◆ EXERCISE GOAL
Search the data below for "Liquid"; list each line that holds it.
## BEGIN DATA TO USE
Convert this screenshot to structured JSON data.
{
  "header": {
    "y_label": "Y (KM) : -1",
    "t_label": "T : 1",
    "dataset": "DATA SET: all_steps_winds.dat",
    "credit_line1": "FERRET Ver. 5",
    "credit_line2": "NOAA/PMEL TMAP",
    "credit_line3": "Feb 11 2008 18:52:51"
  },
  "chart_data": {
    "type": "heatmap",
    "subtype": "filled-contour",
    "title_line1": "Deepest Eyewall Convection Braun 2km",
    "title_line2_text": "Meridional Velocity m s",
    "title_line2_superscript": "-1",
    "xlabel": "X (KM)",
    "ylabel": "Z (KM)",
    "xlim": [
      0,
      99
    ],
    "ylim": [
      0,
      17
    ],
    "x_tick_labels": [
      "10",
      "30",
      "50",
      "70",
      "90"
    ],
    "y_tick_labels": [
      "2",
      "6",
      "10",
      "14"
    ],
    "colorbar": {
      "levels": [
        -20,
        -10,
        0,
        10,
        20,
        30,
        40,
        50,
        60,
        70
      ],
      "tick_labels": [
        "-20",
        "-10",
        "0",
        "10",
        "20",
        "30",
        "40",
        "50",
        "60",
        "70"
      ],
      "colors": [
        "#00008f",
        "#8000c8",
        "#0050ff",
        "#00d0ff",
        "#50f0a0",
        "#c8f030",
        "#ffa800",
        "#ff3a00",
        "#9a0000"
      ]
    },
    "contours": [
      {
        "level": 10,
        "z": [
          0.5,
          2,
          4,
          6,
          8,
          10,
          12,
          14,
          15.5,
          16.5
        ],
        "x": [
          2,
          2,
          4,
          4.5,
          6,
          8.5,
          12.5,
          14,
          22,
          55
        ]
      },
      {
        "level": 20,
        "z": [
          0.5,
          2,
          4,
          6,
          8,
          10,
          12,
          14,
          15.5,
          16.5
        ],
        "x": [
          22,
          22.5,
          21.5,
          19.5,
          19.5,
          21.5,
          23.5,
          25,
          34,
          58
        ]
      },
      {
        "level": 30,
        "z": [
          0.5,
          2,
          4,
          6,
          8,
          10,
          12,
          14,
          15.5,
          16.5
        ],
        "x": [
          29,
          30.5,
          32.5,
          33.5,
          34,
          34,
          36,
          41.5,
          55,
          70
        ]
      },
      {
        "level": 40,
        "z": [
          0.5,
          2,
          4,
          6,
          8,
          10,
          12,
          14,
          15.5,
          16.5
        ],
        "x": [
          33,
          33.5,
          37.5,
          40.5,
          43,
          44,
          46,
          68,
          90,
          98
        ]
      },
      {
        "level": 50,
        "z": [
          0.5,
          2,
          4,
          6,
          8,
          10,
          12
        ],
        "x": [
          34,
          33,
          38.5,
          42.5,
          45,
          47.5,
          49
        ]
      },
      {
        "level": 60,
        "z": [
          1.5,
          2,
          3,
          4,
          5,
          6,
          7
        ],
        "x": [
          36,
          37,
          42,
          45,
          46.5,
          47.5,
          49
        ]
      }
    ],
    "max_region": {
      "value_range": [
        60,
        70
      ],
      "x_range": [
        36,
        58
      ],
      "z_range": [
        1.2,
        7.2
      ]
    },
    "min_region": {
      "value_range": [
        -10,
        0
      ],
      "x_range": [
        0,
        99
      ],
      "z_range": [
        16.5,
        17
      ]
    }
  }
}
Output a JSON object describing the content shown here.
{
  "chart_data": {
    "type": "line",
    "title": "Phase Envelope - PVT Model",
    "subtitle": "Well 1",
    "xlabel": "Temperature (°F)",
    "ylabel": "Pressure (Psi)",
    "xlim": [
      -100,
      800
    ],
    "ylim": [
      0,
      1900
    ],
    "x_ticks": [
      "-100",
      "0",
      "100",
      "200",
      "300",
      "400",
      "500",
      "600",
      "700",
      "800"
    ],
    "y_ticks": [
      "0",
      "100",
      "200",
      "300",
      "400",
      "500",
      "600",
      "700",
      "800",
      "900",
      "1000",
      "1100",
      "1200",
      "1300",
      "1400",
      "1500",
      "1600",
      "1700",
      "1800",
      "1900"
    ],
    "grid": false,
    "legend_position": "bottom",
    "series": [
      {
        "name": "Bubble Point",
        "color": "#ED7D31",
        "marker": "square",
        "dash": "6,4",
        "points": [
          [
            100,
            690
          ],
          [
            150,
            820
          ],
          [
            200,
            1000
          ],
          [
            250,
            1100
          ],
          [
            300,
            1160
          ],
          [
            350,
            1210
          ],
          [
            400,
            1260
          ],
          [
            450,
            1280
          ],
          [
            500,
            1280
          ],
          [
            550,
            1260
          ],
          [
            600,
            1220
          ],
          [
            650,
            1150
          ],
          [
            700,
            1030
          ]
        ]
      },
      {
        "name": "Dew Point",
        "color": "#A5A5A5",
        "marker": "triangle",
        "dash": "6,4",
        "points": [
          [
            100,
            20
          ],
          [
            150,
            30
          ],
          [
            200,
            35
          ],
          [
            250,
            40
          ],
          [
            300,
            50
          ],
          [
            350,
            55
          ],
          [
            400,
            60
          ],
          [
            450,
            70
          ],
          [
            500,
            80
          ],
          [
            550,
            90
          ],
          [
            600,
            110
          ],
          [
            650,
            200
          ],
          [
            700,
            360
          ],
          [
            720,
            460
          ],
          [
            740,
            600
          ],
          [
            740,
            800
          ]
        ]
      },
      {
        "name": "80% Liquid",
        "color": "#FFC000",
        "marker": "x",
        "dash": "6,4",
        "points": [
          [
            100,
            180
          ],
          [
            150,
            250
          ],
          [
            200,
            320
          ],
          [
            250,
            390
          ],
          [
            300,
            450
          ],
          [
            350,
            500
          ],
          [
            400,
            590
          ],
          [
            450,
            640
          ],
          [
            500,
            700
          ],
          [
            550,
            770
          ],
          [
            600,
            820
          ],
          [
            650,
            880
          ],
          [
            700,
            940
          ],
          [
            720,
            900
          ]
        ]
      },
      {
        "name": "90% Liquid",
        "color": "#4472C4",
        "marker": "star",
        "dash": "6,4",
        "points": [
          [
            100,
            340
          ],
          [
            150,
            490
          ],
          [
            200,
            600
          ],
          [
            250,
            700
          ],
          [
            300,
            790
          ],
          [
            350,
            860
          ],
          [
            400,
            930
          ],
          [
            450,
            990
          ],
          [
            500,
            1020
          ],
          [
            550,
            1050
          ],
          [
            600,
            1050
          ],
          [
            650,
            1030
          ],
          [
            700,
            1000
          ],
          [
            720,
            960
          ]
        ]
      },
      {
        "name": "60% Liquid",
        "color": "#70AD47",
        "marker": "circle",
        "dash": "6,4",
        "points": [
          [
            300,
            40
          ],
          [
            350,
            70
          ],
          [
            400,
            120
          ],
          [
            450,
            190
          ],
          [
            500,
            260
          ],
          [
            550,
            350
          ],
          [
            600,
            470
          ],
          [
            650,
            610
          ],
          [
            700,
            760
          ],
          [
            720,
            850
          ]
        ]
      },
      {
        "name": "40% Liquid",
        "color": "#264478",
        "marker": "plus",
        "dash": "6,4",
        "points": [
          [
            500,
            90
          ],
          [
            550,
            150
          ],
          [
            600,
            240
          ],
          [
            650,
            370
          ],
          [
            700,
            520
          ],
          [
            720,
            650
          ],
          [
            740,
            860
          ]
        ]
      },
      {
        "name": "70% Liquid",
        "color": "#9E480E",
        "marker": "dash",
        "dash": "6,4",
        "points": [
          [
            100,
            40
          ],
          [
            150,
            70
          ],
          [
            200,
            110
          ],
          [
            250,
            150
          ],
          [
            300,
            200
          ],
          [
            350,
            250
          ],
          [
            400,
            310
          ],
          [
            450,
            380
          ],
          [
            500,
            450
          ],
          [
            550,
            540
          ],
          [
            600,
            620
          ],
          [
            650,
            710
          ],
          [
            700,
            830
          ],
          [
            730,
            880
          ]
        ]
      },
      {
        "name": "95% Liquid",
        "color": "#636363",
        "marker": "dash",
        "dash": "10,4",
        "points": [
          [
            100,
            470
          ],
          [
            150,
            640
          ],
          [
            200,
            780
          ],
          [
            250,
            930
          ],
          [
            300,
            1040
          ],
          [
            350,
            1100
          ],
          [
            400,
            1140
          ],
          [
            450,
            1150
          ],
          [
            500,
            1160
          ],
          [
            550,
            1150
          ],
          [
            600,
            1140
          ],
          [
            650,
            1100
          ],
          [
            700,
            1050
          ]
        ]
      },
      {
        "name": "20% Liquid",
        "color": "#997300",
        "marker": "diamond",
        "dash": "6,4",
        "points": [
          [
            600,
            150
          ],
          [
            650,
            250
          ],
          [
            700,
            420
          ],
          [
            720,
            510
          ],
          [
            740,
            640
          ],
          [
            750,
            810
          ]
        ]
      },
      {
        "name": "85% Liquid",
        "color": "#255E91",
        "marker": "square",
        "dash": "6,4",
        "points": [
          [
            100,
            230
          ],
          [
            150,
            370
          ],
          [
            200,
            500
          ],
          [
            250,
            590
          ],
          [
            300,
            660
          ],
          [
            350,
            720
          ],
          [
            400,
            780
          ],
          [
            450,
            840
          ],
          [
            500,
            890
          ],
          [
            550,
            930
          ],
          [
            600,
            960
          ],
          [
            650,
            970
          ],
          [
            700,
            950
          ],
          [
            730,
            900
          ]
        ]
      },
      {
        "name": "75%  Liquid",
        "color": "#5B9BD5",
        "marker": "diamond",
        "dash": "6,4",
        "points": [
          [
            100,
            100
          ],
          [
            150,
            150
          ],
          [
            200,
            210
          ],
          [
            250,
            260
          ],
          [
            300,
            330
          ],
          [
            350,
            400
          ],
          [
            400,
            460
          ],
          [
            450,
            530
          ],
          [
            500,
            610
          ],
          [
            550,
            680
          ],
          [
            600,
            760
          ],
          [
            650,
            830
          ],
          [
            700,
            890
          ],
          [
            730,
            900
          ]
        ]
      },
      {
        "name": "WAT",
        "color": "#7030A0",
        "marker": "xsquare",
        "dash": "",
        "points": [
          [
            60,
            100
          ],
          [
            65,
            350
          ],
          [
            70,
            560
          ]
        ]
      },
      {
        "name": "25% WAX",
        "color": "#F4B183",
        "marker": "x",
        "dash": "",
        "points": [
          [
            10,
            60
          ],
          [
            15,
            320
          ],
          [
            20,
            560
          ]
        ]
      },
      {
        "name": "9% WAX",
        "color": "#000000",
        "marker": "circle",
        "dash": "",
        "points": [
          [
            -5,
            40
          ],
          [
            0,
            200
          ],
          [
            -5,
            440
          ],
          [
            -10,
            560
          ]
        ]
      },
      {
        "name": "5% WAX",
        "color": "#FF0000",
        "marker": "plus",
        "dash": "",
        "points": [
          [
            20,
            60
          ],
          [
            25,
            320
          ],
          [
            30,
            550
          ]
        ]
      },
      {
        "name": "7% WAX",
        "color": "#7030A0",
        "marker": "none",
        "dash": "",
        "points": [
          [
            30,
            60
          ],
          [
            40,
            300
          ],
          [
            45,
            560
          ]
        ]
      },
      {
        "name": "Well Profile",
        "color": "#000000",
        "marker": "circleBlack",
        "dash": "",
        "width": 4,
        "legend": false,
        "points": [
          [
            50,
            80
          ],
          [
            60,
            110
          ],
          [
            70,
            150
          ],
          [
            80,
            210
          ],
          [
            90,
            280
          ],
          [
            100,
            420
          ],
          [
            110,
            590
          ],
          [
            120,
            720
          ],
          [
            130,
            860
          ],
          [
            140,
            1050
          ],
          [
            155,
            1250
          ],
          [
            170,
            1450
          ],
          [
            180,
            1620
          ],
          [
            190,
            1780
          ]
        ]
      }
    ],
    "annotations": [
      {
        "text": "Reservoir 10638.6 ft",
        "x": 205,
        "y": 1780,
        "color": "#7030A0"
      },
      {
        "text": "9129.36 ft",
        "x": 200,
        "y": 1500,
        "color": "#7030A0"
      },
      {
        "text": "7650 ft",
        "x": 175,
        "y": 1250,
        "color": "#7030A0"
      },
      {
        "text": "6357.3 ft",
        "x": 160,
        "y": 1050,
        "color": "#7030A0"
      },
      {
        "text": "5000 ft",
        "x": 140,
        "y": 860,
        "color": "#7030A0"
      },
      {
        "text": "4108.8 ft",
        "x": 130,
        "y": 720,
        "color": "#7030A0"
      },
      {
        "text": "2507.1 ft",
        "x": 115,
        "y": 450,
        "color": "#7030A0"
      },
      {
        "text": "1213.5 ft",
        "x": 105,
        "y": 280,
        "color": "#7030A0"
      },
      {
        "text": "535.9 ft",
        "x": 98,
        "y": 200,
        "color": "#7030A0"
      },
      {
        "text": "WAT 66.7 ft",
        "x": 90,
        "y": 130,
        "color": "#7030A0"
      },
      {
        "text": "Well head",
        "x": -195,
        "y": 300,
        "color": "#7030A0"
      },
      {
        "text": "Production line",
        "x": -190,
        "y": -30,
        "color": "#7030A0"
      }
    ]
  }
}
## END DATA TO USE
◆ THE ANSWER
        "name": "80% Liquid",
        "name": "90% Liquid",
        "name": "60% Liquid",
        "name": "40% Liquid",
        "name": "70% Liquid",
        "name": "95% Liquid",
        "name": "20% Liquid",
        "name": "85% Liquid",
        "name": "75%  Liquid",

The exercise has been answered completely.